**Problem description:** Transcribe the entries that follow exactly as they appear, minus pictures.

* START Material for the task *

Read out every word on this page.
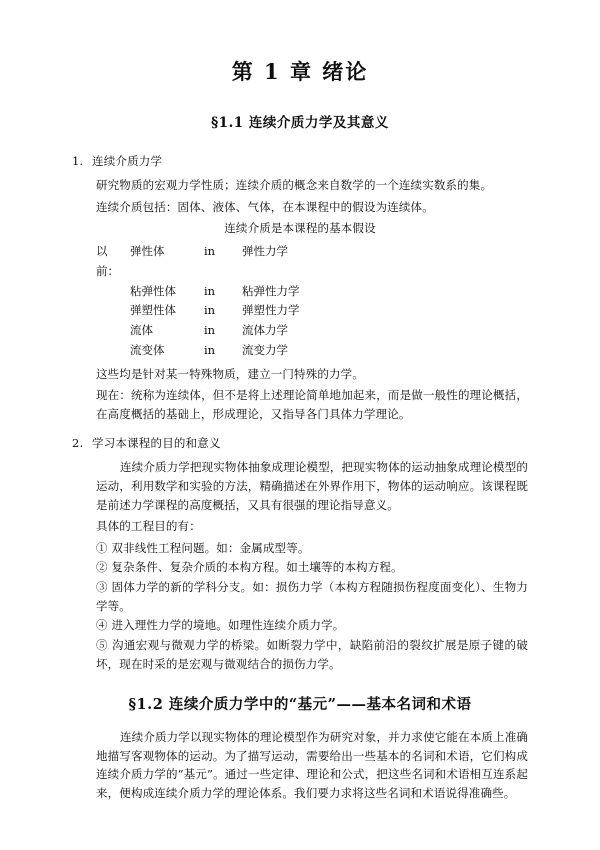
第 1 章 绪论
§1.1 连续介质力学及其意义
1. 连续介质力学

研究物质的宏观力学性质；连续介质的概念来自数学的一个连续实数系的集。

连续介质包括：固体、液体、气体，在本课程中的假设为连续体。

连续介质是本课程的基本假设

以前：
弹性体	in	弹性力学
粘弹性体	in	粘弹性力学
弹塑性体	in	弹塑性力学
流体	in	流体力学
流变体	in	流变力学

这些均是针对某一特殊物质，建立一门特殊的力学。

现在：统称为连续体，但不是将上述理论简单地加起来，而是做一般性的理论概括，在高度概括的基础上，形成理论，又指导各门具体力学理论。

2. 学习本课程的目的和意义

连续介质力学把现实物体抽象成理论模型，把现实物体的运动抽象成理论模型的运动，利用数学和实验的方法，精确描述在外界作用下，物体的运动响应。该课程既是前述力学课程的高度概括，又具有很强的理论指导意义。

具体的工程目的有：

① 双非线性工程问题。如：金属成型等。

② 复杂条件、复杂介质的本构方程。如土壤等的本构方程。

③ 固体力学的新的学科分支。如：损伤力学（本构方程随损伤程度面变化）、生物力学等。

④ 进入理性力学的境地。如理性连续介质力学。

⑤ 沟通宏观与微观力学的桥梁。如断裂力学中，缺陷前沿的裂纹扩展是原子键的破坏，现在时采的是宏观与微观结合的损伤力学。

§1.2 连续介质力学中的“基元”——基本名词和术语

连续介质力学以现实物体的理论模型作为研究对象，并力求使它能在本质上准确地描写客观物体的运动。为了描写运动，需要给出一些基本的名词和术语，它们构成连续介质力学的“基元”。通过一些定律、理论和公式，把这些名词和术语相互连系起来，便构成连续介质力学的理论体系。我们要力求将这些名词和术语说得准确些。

* END Material for the task *

**Written answer:**
Read out every word on this page.
第 1 章 绪论
§1.1 连续介质力学及其意义
1. 连续介质力学

研究物质的宏观力学性质；连续介质的概念来自数学的一个连续实数系的集。

连续介质包括：固体、液体、气体，在本课程中的假设为连续体。

连续介质是本课程的基本假设

以前：
弹性体	in	弹性力学
粘弹性体	in	粘弹性力学
弹塑性体	in	弹塑性力学
流体	in	流体力学
流变体	in	流变力学

这些均是针对某一特殊物质，建立一门特殊的力学。

现在：统称为连续体，但不是将上述理论简单地加起来，而是做一般性的理论概括，在高度概括的基础上，形成理论，又指导各门具体力学理论。

2. 学习本课程的目的和意义

连续介质力学把现实物体抽象成理论模型，把现实物体的运动抽象成理论模型的运动，利用数学和实验的方法，精确描述在外界作用下，物体的运动响应。该课程既是前述力学课程的高度概括，又具有很强的理论指导意义。

具体的工程目的有：

① 双非线性工程问题。如：金属成型等。

② 复杂条件、复杂介质的本构方程。如土壤等的本构方程。

③ 固体力学的新的学科分支。如：损伤力学（本构方程随损伤程度面变化）、生物力学等。

④ 进入理性力学的境地。如理性连续介质力学。

⑤ 沟通宏观与微观力学的桥梁。如断裂力学中，缺陷前沿的裂纹扩展是原子键的破坏，现在时采的是宏观与微观结合的损伤力学。

§1.2 连续介质力学中的“基元”——基本名词和术语

连续介质力学以现实物体的理论模型作为研究对象，并力求使它能在本质上准确地描写客观物体的运动。为了描写运动，需要给出一些基本的名词和术语，它们构成连续介质力学的“基元”。通过一些定律、理论和公式，把这些名词和术语相互连系起来，便构成连续介质力学的理论体系。我们要力求将这些名词和术语说得准确些。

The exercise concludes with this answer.